■ **LISTED ENTRIES**
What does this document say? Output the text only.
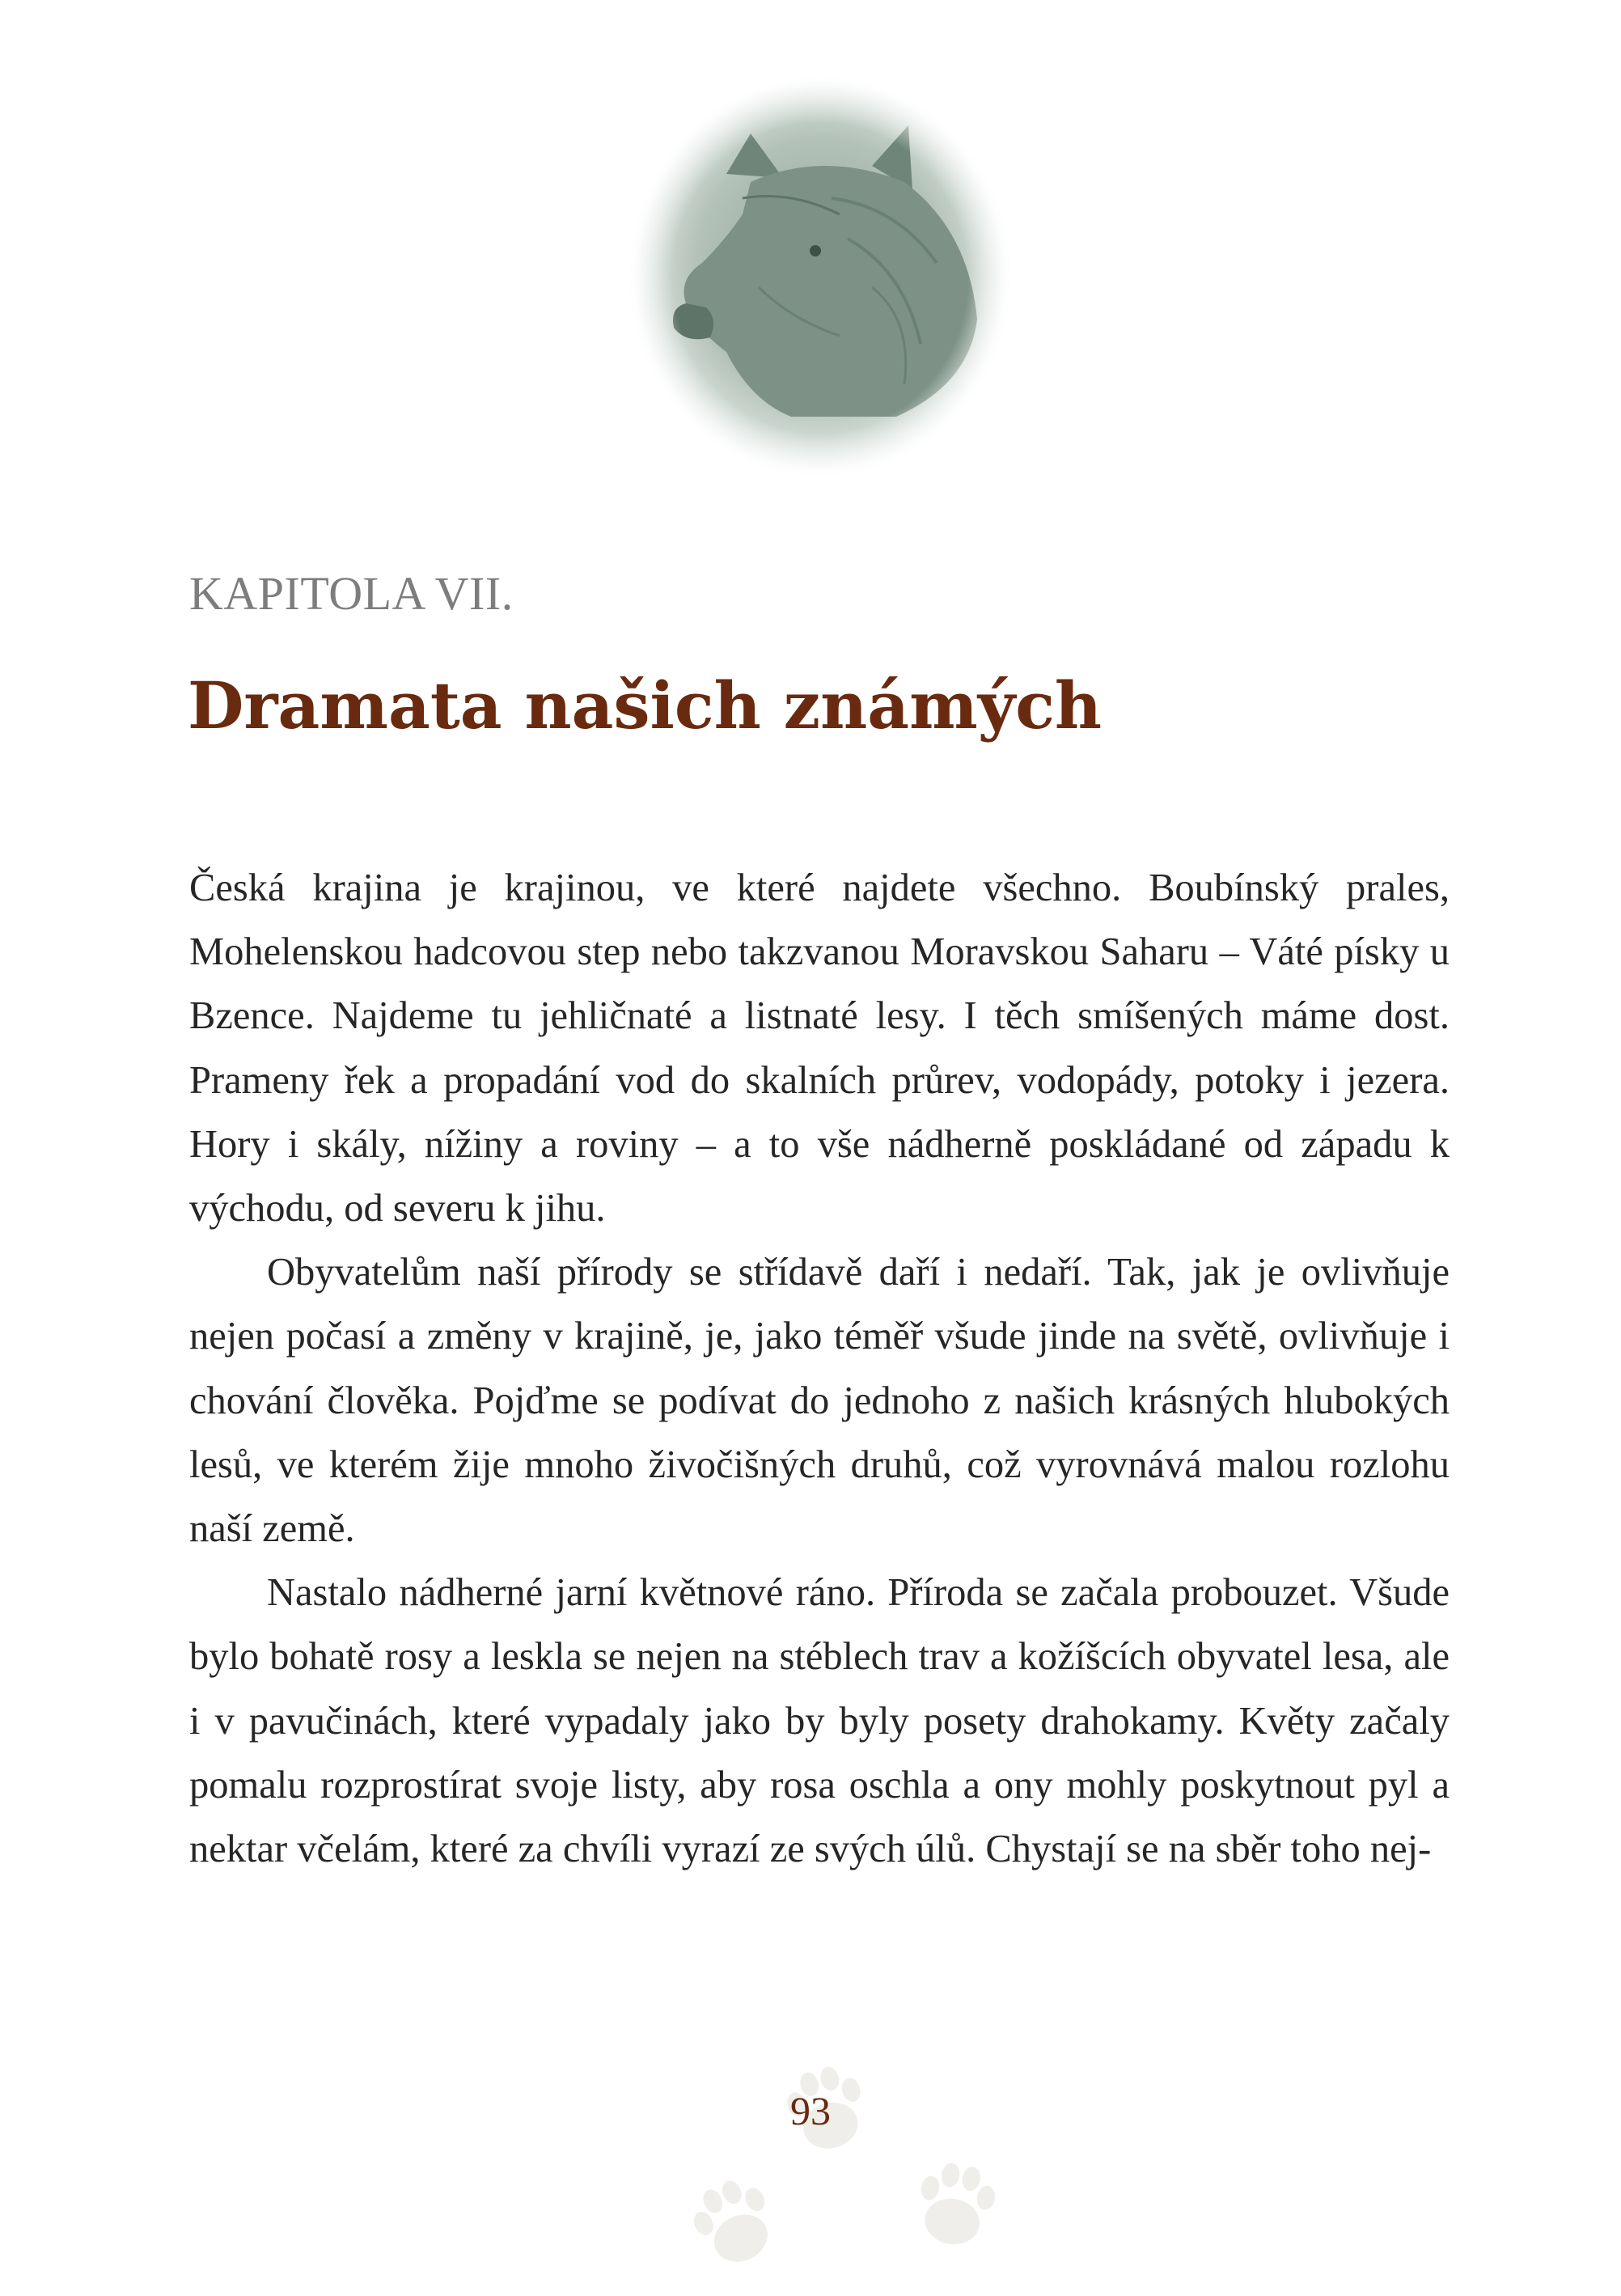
KAPITOLA VII.
Dramata našich známých

Česká krajina je krajinou, ve které najdete všechno. Boubínský prales, Mohelenskou hadcovou step nebo takzvanou Moravskou Saharu – Váté písky u Bzence. Najdeme tu jehličnaté a listnaté lesy. I těch smíšených máme dost. Prameny řek a propadání vod do skalních průrev, vodopády, potoky i jezera. Hory i skály, nížiny a roviny – a to vše nádherně poskládané od západu k východu, od severu k jihu.

Obyvatelům naší přírody se střídavě daří i nedaří. Tak, jak je ovlivňuje nejen počasí a změny v krajině, je, jako téměř všude jinde na světě, ovlivňuje i chování člověka. Pojďme se podívat do jednoho z našich krásných hlubokých lesů, ve kterém žije mnoho živočišných druhů, což vyrovnává malou rozlohu naší země.

Nastalo nádherné jarní květnové ráno. Příroda se začala probouzet. Všude bylo bohatě rosy a leskla se nejen na stéblech trav a kožíšcích obyvatel lesa, ale i v pavučinách, které vypadaly jako by byly posety drahokamy. Květy začaly pomalu rozprostírat svoje listy, aby rosa oschla a ony mohly poskytnout pyl a nektar včelám, které za chvíli vyrazí ze svých úlů. Chystají se na sběr toho nej-

93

■ **THE PROBLEM**
Reproduce all entries exactly. Pictures do not belong in the copy.

■ **OUTPUT BELOW**
What does this document say? Output the text only.
KAPITOLA VII.
Dramata našich známých

Česká krajina je krajinou, ve které najdete všechno. Boubínský prales, Mohelenskou hadcovou step nebo takzvanou Moravskou Saharu – Váté písky u Bzence. Najdeme tu jehličnaté a listnaté lesy. I těch smíšených máme dost. Prameny řek a propadání vod do skalních průrev, vodopády, potoky i jezera. Hory i skály, nížiny a roviny – a to vše nádherně poskládané od západu k východu, od severu k jihu.

Obyvatelům naší přírody se střídavě daří i nedaří. Tak, jak je ovlivňuje nejen počasí a změny v krajině, je, jako téměř všude jinde na světě, ovlivňuje i chování člověka. Pojďme se podívat do jednoho z našich krásných hlubokých lesů, ve kterém žije mnoho živočišných druhů, což vyrovnává malou rozlohu naší země.

Nastalo nádherné jarní květnové ráno. Příroda se začala probouzet. Všude bylo bohatě rosy a leskla se nejen na stéblech trav a kožíšcích obyvatel lesa, ale i v pavučinách, které vypadaly jako by byly posety drahokamy. Květy začaly pomalu rozprostírat svoje listy, aby rosa oschla a ony mohly poskytnout pyl a nektar včelám, které za chvíli vyrazí ze svých úlů. Chystají se na sběr toho nej-

93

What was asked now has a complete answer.